WHAT IS BEING ASKED:
Give every line below again, exactly.

[Stored data entries]
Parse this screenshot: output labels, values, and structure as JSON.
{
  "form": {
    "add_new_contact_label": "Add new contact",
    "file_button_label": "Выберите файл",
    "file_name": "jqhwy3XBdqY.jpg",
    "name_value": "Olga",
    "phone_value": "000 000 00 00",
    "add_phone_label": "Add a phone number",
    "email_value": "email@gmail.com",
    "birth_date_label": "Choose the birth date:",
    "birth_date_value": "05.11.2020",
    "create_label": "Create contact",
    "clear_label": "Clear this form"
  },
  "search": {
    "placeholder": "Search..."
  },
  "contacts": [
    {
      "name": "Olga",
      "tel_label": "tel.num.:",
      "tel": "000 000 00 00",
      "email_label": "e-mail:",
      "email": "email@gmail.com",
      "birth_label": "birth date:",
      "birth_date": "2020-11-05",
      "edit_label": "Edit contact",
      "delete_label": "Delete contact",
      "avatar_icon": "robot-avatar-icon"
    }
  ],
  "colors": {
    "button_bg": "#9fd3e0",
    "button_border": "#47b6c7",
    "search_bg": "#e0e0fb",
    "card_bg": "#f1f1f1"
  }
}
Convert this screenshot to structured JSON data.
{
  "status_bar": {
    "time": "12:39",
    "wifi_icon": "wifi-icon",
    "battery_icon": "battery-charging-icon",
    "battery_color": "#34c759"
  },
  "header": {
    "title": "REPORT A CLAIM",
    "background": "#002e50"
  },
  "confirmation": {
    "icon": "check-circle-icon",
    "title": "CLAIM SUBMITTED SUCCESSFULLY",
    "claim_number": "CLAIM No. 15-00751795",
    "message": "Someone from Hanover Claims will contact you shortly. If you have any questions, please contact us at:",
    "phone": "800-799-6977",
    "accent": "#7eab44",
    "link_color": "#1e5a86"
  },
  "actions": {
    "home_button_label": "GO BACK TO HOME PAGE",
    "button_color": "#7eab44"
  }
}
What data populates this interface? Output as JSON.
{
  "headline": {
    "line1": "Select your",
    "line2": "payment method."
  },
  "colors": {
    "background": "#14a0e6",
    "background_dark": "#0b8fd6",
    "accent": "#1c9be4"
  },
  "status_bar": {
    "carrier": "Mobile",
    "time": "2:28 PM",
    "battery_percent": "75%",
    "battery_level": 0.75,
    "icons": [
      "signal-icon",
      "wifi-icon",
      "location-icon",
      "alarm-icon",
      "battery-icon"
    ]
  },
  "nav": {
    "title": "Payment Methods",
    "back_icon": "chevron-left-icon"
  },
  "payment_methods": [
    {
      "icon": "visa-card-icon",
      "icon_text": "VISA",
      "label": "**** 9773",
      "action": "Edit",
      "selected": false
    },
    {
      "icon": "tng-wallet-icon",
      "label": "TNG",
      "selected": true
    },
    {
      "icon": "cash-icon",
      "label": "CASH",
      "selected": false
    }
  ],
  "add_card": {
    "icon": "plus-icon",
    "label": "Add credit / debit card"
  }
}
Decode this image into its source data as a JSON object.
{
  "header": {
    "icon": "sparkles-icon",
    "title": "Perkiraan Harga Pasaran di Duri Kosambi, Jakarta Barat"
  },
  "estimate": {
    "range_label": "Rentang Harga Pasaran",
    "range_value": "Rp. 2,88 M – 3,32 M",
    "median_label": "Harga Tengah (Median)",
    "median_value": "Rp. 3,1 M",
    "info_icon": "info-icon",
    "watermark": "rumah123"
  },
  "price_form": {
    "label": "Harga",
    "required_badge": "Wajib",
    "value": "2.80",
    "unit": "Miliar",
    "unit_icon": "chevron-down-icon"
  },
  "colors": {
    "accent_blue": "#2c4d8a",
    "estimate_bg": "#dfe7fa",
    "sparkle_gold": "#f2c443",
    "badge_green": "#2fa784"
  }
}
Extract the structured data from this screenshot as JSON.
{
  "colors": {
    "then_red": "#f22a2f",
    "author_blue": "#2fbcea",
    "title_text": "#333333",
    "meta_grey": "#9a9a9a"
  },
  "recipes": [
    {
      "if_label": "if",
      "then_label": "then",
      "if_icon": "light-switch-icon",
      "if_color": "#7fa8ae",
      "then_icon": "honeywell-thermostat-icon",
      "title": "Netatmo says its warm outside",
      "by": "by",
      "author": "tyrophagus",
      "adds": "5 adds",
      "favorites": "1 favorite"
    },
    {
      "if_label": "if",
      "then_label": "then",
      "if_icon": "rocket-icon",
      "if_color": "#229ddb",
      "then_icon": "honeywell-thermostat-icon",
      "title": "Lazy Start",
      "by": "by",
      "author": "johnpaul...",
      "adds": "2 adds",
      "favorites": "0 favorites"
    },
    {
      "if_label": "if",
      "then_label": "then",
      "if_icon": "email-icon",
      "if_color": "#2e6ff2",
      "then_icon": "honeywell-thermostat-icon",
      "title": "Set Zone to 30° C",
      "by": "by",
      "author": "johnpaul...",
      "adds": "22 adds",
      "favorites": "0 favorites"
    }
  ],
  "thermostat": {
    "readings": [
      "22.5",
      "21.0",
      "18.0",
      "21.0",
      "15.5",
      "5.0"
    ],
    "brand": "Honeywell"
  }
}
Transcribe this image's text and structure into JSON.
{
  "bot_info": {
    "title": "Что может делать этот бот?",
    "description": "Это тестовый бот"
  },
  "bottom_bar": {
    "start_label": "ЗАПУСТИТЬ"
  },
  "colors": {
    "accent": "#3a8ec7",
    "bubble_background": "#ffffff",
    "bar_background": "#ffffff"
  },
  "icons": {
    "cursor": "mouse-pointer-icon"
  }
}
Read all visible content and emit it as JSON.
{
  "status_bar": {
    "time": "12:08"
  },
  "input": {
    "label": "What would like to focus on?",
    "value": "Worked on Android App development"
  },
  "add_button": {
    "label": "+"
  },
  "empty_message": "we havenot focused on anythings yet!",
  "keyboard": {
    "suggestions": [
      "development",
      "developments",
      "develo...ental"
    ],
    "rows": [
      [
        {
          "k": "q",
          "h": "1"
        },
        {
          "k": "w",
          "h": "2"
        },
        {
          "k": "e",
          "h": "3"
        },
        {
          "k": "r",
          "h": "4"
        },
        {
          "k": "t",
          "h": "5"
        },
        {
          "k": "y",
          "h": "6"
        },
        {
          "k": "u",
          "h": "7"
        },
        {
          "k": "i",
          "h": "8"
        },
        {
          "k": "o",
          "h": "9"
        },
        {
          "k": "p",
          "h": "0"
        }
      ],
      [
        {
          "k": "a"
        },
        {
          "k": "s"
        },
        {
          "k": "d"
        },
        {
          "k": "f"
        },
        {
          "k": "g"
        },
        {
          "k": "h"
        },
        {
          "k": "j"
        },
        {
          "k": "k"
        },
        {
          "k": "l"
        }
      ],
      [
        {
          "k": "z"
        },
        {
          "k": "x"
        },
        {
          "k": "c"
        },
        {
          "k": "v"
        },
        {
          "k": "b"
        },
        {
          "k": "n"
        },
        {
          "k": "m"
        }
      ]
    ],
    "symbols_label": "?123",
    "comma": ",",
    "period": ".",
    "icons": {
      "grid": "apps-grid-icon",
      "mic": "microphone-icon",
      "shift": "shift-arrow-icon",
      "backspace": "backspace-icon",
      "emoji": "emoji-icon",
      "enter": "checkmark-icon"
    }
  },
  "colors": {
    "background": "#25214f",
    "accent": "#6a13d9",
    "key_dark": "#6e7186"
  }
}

PROBLEM SOLUTION:
Parse this screenshot: output labels, values, and structure as JSON.
{
  "form": {
    "add_new_contact_label": "Add new contact",
    "file_button_label": "Выберите файл",
    "file_name": "jqhwy3XBdqY.jpg",
    "name_value": "Olga",
    "phone_value": "000 000 00 00",
    "add_phone_label": "Add a phone number",
    "email_value": "email@gmail.com",
    "birth_date_label": "Choose the birth date:",
    "birth_date_value": "05.11.2020",
    "create_label": "Create contact",
    "clear_label": "Clear this form"
  },
  "search": {
    "placeholder": "Search..."
  },
  "contacts": [
    {
      "name": "Olga",
      "tel_label": "tel.num.:",
      "tel": "000 000 00 00",
      "email_label": "e-mail:",
      "email": "email@gmail.com",
      "birth_label": "birth date:",
      "birth_date": "2020-11-05",
      "edit_label": "Edit contact",
      "delete_label": "Delete contact",
      "avatar_icon": "robot-avatar-icon"
    }
  ],
  "colors": {
    "button_bg": "#9fd3e0",
    "button_border": "#47b6c7",
    "search_bg": "#e0e0fb",
    "card_bg": "#f1f1f1"
  }
}
Convert this screenshot to structured JSON data.
{
  "status_bar": {
    "time": "12:39",
    "wifi_icon": "wifi-icon",
    "battery_icon": "battery-charging-icon",
    "battery_color": "#34c759"
  },
  "header": {
    "title": "REPORT A CLAIM",
    "background": "#002e50"
  },
  "confirmation": {
    "icon": "check-circle-icon",
    "title": "CLAIM SUBMITTED SUCCESSFULLY",
    "claim_number": "CLAIM No. 15-00751795",
    "message": "Someone from Hanover Claims will contact you shortly. If you have any questions, please contact us at:",
    "phone": "800-799-6977",
    "accent": "#7eab44",
    "link_color": "#1e5a86"
  },
  "actions": {
    "home_button_label": "GO BACK TO HOME PAGE",
    "button_color": "#7eab44"
  }
}
What data populates this interface? Output as JSON.
{
  "headline": {
    "line1": "Select your",
    "line2": "payment method."
  },
  "colors": {
    "background": "#14a0e6",
    "background_dark": "#0b8fd6",
    "accent": "#1c9be4"
  },
  "status_bar": {
    "carrier": "Mobile",
    "time": "2:28 PM",
    "battery_percent": "75%",
    "battery_level": 0.75,
    "icons": [
      "signal-icon",
      "wifi-icon",
      "location-icon",
      "alarm-icon",
      "battery-icon"
    ]
  },
  "nav": {
    "title": "Payment Methods",
    "back_icon": "chevron-left-icon"
  },
  "payment_methods": [
    {
      "icon": "visa-card-icon",
      "icon_text": "VISA",
      "label": "**** 9773",
      "action": "Edit",
      "selected": false
    },
    {
      "icon": "tng-wallet-icon",
      "label": "TNG",
      "selected": true
    },
    {
      "icon": "cash-icon",
      "label": "CASH",
      "selected": false
    }
  ],
  "add_card": {
    "icon": "plus-icon",
    "label": "Add credit / debit card"
  }
}
Decode this image into its source data as a JSON object.
{
  "header": {
    "icon": "sparkles-icon",
    "title": "Perkiraan Harga Pasaran di Duri Kosambi, Jakarta Barat"
  },
  "estimate": {
    "range_label": "Rentang Harga Pasaran",
    "range_value": "Rp. 2,88 M – 3,32 M",
    "median_label": "Harga Tengah (Median)",
    "median_value": "Rp. 3,1 M",
    "info_icon": "info-icon",
    "watermark": "rumah123"
  },
  "price_form": {
    "label": "Harga",
    "required_badge": "Wajib",
    "value": "2.80",
    "unit": "Miliar",
    "unit_icon": "chevron-down-icon"
  },
  "colors": {
    "accent_blue": "#2c4d8a",
    "estimate_bg": "#dfe7fa",
    "sparkle_gold": "#f2c443",
    "badge_green": "#2fa784"
  }
}
Extract the structured data from this screenshot as JSON.
{
  "colors": {
    "then_red": "#f22a2f",
    "author_blue": "#2fbcea",
    "title_text": "#333333",
    "meta_grey": "#9a9a9a"
  },
  "recipes": [
    {
      "if_label": "if",
      "then_label": "then",
      "if_icon": "light-switch-icon",
      "if_color": "#7fa8ae",
      "then_icon": "honeywell-thermostat-icon",
      "title": "Netatmo says its warm outside",
      "by": "by",
      "author": "tyrophagus",
      "adds": "5 adds",
      "favorites": "1 favorite"
    },
    {
      "if_label": "if",
      "then_label": "then",
      "if_icon": "rocket-icon",
      "if_color": "#229ddb",
      "then_icon": "honeywell-thermostat-icon",
      "title": "Lazy Start",
      "by": "by",
      "author": "johnpaul...",
      "adds": "2 adds",
      "favorites": "0 favorites"
    },
    {
      "if_label": "if",
      "then_label": "then",
      "if_icon": "email-icon",
      "if_color": "#2e6ff2",
      "then_icon": "honeywell-thermostat-icon",
      "title": "Set Zone to 30° C",
      "by": "by",
      "author": "johnpaul...",
      "adds": "22 adds",
      "favorites": "0 favorites"
    }
  ],
  "thermostat": {
    "readings": [
      "22.5",
      "21.0",
      "18.0",
      "21.0",
      "15.5",
      "5.0"
    ],
    "brand": "Honeywell"
  }
}
Transcribe this image's text and structure into JSON.
{
  "bot_info": {
    "title": "Что может делать этот бот?",
    "description": "Это тестовый бот"
  },
  "bottom_bar": {
    "start_label": "ЗАПУСТИТЬ"
  },
  "colors": {
    "accent": "#3a8ec7",
    "bubble_background": "#ffffff",
    "bar_background": "#ffffff"
  },
  "icons": {
    "cursor": "mouse-pointer-icon"
  }
}
Read all visible content and emit it as JSON.
{
  "status_bar": {
    "time": "12:08"
  },
  "input": {
    "label": "What would like to focus on?",
    "value": "Worked on Android App development"
  },
  "add_button": {
    "label": "+"
  },
  "empty_message": "we havenot focused on anythings yet!",
  "keyboard": {
    "suggestions": [
      "development",
      "developments",
      "develo...ental"
    ],
    "rows": [
      [
        {
          "k": "q",
          "h": "1"
        },
        {
          "k": "w",
          "h": "2"
        },
        {
          "k": "e",
          "h": "3"
        },
        {
          "k": "r",
          "h": "4"
        },
        {
          "k": "t",
          "h": "5"
        },
        {
          "k": "y",
          "h": "6"
        },
        {
          "k": "u",
          "h": "7"
        },
        {
          "k": "i",
          "h": "8"
        },
        {
          "k": "o",
          "h": "9"
        },
        {
          "k": "p",
          "h": "0"
        }
      ],
      [
        {
          "k": "a"
        },
        {
          "k": "s"
        },
        {
          "k": "d"
        },
        {
          "k": "f"
        },
        {
          "k": "g"
        },
        {
          "k": "h"
        },
        {
          "k": "j"
        },
        {
          "k": "k"
        },
        {
          "k": "l"
        }
      ],
      [
        {
          "k": "z"
        },
        {
          "k": "x"
        },
        {
          "k": "c"
        },
        {
          "k": "v"
        },
        {
          "k": "b"
        },
        {
          "k": "n"
        },
        {
          "k": "m"
        }
      ]
    ],
    "symbols_label": "?123",
    "comma": ",",
    "period": ".",
    "icons": {
      "grid": "apps-grid-icon",
      "mic": "microphone-icon",
      "shift": "shift-arrow-icon",
      "backspace": "backspace-icon",
      "emoji": "emoji-icon",
      "enter": "checkmark-icon"
    }
  },
  "colors": {
    "background": "#25214f",
    "accent": "#6a13d9",
    "key_dark": "#6e7186"
  }
}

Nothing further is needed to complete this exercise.